Instruction A: Copy out the records from the line containing "What elements are" through the line containing "x-tick-label: 1.8 (547, 134, 562, 144)", both included, reproducing them line for line without any change.

Document:
######

Pielke Sr. regarding Watts not being a referee on Menne et al.:
“I was quite surprised to learn that despite the central role of Anthony Watt’s analysis in the paper, he was not asked to be a referee of the paper. This is inappropriate and suggests the Editor did not provide a balanced review process. ”
http://pielkeclimatesci.wordpress.com/2010/01/15/professional-discourtesy-by-the-national-climate-data-center/
it is completely normal, or expected even, that authors whose paper is being critized are one of the reviewers. They are most familiar with the issues, plus it enables the editor to hear both sides.

Frosty
February 10, 2011 2:07 pm

Since by his own admission ES is not a statistician, what was he doing writing statistical papers without a statistician co-author in the first place?
Since that paper was show to use poor statistical methods, which invalidate the results, how did it pass peer review?
Who were the reviewers of the original ES paper, and why were the poor statistical methods not highlighted during it’s review?

######

Given records:

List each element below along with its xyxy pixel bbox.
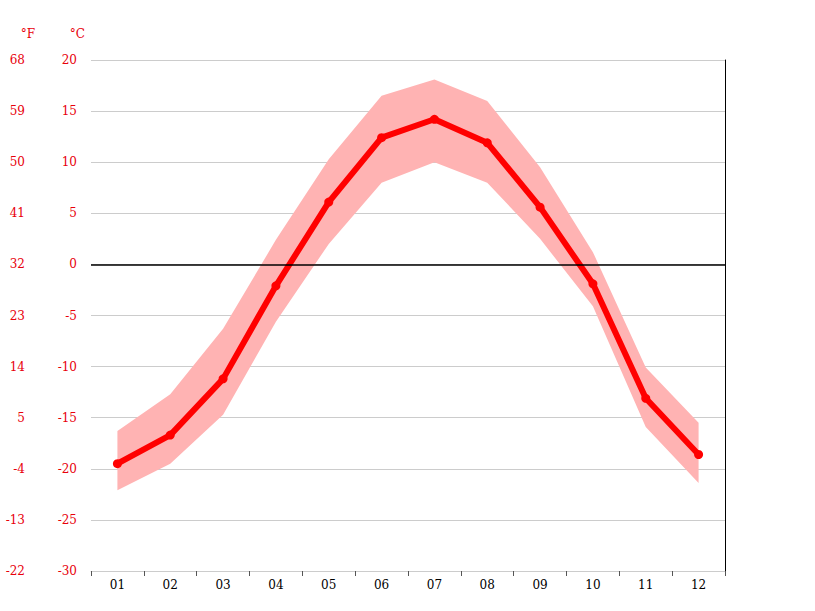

######

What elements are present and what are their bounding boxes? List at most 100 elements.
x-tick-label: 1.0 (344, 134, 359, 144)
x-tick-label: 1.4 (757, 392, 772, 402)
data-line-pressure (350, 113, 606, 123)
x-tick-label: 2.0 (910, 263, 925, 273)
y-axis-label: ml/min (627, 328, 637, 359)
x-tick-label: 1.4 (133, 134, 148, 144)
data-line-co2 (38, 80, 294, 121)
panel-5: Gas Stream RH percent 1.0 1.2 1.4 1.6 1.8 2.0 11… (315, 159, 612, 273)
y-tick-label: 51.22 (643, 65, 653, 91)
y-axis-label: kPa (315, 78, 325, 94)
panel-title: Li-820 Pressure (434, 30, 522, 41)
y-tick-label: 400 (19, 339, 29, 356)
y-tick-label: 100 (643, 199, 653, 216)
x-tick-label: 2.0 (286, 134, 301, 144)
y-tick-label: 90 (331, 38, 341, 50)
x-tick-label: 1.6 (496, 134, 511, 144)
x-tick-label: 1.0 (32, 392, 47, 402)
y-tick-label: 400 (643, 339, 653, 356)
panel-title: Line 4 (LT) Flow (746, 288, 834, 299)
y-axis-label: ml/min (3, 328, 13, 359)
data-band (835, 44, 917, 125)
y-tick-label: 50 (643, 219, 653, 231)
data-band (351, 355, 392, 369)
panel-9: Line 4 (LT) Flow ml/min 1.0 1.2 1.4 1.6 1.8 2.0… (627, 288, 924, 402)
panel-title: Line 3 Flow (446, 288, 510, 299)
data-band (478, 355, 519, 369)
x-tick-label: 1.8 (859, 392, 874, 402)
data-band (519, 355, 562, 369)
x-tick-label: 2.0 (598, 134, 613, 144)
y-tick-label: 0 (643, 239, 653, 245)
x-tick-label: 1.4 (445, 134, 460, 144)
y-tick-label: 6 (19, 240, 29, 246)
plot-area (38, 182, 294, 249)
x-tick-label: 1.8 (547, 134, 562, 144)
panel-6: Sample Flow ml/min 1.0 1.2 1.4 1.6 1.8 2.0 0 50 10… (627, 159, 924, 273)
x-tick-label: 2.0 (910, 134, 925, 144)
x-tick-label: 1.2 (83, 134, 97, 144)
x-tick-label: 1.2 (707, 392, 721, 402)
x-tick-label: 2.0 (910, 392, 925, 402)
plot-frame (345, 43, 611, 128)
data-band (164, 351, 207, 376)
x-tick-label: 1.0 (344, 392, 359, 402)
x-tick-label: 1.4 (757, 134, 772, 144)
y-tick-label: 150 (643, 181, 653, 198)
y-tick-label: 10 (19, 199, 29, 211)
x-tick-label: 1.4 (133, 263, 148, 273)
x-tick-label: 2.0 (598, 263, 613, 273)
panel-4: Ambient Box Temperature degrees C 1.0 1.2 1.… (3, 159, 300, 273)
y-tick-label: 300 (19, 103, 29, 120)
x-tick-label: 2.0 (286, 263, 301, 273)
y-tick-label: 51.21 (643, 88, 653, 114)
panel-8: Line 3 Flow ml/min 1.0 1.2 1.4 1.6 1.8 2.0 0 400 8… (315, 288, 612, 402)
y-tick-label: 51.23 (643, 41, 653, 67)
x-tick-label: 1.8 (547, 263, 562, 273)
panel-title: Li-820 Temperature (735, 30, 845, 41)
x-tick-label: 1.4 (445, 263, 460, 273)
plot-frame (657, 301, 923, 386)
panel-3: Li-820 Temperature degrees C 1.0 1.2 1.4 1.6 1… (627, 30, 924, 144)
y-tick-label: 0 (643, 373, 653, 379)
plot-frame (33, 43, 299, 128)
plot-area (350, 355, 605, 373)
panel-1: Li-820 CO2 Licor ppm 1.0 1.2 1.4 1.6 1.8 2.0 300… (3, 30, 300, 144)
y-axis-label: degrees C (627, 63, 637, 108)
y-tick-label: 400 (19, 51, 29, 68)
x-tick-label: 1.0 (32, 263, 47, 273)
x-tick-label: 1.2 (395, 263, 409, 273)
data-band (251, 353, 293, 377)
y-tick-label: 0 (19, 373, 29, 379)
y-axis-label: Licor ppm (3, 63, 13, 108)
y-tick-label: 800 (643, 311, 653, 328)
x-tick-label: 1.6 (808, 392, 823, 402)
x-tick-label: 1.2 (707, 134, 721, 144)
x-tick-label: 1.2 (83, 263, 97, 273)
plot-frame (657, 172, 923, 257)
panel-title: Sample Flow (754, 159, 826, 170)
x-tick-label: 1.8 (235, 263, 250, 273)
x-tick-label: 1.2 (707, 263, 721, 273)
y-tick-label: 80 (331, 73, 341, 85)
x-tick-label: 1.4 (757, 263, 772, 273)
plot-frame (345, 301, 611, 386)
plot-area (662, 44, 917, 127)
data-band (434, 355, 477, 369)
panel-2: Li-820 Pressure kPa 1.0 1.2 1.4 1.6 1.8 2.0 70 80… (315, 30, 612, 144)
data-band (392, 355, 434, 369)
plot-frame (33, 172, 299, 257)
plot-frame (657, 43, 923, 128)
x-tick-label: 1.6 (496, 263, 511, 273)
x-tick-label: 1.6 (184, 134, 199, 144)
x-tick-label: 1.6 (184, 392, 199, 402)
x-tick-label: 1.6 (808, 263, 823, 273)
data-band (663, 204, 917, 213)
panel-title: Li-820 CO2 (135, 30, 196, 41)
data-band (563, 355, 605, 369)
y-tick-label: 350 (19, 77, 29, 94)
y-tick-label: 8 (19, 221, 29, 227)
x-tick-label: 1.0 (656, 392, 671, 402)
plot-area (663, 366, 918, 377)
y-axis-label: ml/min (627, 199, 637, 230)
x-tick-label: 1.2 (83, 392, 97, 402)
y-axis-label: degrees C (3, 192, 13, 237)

######

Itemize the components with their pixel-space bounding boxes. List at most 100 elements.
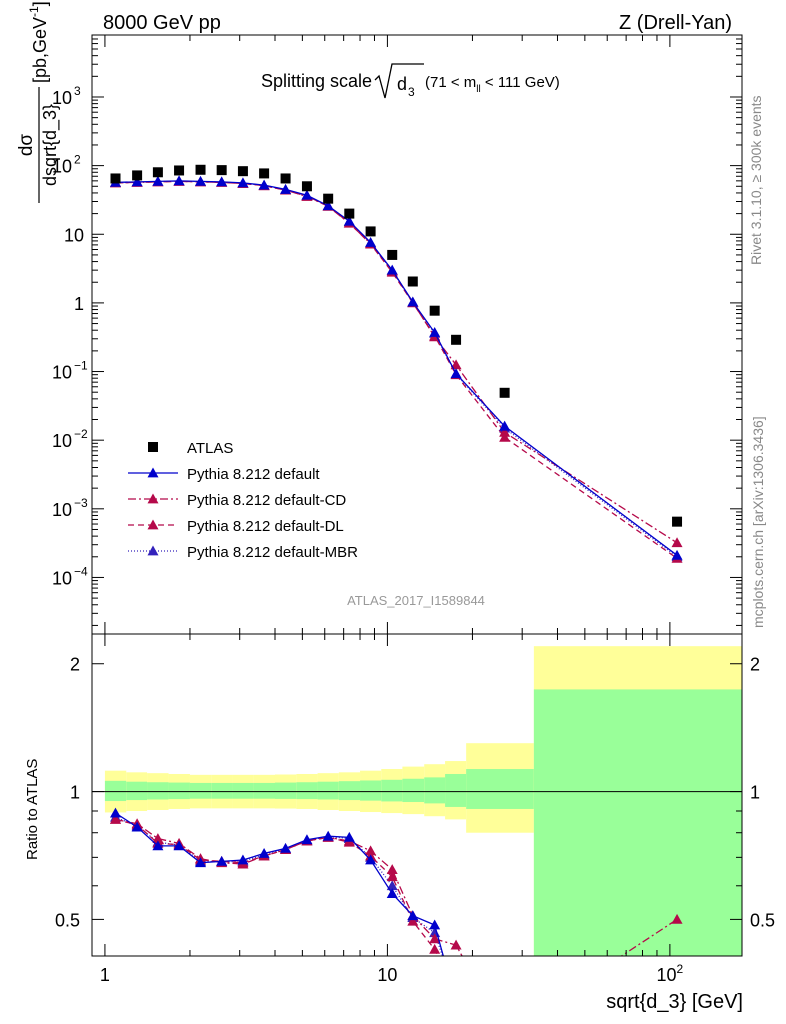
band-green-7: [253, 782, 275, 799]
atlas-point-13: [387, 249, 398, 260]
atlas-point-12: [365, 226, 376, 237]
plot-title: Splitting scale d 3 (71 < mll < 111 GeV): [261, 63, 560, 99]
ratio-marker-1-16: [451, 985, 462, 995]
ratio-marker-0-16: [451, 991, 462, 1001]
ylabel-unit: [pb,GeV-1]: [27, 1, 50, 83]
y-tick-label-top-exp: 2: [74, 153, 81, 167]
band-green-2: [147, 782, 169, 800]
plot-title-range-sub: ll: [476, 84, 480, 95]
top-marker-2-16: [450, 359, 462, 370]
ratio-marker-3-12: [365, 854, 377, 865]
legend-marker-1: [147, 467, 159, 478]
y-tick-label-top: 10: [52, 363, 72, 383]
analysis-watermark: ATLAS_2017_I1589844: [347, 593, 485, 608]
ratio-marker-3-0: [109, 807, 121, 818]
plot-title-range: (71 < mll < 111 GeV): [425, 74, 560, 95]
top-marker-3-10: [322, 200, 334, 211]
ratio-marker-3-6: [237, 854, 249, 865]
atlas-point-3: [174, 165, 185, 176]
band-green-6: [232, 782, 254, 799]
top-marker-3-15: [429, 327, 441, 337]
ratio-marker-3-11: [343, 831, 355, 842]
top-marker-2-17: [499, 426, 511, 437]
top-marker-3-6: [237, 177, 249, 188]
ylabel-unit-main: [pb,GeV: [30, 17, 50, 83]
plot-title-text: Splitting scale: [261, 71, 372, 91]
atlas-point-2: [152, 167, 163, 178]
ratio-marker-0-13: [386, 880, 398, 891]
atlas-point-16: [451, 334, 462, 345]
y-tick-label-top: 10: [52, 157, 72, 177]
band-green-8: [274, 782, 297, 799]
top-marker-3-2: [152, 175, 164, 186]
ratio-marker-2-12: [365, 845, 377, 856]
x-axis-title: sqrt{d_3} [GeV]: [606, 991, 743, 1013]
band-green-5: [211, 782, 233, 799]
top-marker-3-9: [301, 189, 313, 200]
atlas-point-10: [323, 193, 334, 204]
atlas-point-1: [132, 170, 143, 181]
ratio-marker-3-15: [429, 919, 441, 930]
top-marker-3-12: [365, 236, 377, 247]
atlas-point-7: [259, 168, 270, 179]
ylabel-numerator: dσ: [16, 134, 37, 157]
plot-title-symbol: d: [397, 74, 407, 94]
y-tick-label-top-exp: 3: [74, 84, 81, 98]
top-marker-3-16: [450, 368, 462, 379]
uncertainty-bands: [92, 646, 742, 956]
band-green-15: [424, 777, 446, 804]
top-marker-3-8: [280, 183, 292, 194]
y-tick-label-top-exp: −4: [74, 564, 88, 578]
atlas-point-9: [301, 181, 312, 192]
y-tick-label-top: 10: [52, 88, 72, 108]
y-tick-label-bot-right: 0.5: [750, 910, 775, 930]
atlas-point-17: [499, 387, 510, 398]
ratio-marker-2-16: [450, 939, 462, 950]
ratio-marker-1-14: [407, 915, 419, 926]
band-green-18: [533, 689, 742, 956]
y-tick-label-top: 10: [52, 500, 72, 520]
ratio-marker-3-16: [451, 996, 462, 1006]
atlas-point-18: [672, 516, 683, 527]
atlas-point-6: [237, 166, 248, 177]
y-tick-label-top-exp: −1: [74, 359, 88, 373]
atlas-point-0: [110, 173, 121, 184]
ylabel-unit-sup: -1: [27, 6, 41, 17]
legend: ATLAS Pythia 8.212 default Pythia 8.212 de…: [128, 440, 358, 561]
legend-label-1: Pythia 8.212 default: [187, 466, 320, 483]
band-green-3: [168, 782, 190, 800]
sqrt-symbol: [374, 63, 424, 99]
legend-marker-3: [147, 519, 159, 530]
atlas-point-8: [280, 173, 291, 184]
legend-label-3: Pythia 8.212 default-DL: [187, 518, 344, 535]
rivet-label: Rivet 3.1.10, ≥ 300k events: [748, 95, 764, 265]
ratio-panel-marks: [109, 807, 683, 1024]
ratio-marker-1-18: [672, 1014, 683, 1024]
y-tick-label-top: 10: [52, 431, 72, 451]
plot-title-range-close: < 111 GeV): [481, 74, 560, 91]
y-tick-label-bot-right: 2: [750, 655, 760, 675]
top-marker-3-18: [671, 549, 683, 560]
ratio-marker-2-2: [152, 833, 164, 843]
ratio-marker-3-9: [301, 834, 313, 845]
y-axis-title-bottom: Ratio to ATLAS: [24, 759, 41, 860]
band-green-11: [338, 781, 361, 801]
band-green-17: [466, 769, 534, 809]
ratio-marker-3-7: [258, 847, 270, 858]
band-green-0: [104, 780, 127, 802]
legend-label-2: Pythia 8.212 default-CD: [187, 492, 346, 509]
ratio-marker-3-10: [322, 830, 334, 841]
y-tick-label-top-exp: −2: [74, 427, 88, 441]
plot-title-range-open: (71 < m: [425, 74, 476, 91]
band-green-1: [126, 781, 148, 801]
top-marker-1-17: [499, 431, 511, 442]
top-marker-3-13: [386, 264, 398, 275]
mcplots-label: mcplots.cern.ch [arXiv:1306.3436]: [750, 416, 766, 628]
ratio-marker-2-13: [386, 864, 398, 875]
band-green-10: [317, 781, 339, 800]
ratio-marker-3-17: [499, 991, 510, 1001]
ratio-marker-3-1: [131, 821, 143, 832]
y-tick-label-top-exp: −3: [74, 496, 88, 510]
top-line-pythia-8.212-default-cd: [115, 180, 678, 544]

######

Instruction B:
Answer these questions about the comment thread:
(i) According to Pielke Sr., what does the way the paper was refereed suggest about the Editor?
(ii) What date and time appear under the name Frosty?
(iii) What two reasons does the thread give for having criticized authors serve as reviewers?

Task solution A:
What elements are present and what are their bounding boxes? List at most 100 elements.
x-tick-label: 1.0 (344, 134, 359, 144)
x-tick-label: 1.4 (757, 392, 772, 402)
data-line-pressure (350, 113, 606, 123)
x-tick-label: 2.0 (910, 263, 925, 273)
y-axis-label: ml/min (627, 328, 637, 359)
x-tick-label: 1.4 (133, 134, 148, 144)
data-line-co2 (38, 80, 294, 121)
panel-5: Gas Stream RH percent 1.0 1.2 1.4 1.6 1.8 2.0 11… (315, 159, 612, 273)
y-tick-label: 51.22 (643, 65, 653, 91)
y-axis-label: kPa (315, 78, 325, 94)
panel-title: Li-820 Pressure (434, 30, 522, 41)
y-tick-label: 400 (19, 339, 29, 356)
y-tick-label: 100 (643, 199, 653, 216)
x-tick-label: 2.0 (286, 134, 301, 144)
y-tick-label: 90 (331, 38, 341, 50)
x-tick-label: 1.6 (496, 134, 511, 144)
x-tick-label: 1.0 (32, 392, 47, 402)
y-tick-label: 400 (643, 339, 653, 356)
panel-title: Line 4 (LT) Flow (746, 288, 834, 299)
y-axis-label: ml/min (3, 328, 13, 359)
data-band (835, 44, 917, 125)
y-tick-label: 50 (643, 219, 653, 231)
data-band (351, 355, 392, 369)
panel-9: Line 4 (LT) Flow ml/min 1.0 1.2 1.4 1.6 1.8 2.0… (627, 288, 924, 402)
panel-title: Line 3 Flow (446, 288, 510, 299)
data-band (478, 355, 519, 369)
x-tick-label: 1.8 (859, 392, 874, 402)
data-band (519, 355, 562, 369)
x-tick-label: 2.0 (598, 134, 613, 144)
y-tick-label: 0 (643, 239, 653, 245)
x-tick-label: 1.4 (445, 134, 460, 144)
y-tick-label: 6 (19, 240, 29, 246)
plot-area (38, 182, 294, 249)
x-tick-label: 1.8 (547, 134, 562, 144)

Task solution B:
(i) It suggests the Editor did not provide a balanced review process.
(ii) February 10, 2011 2:07 pm.
(iii) They are most familiar with the issues, and it enables the editor to hear both sides.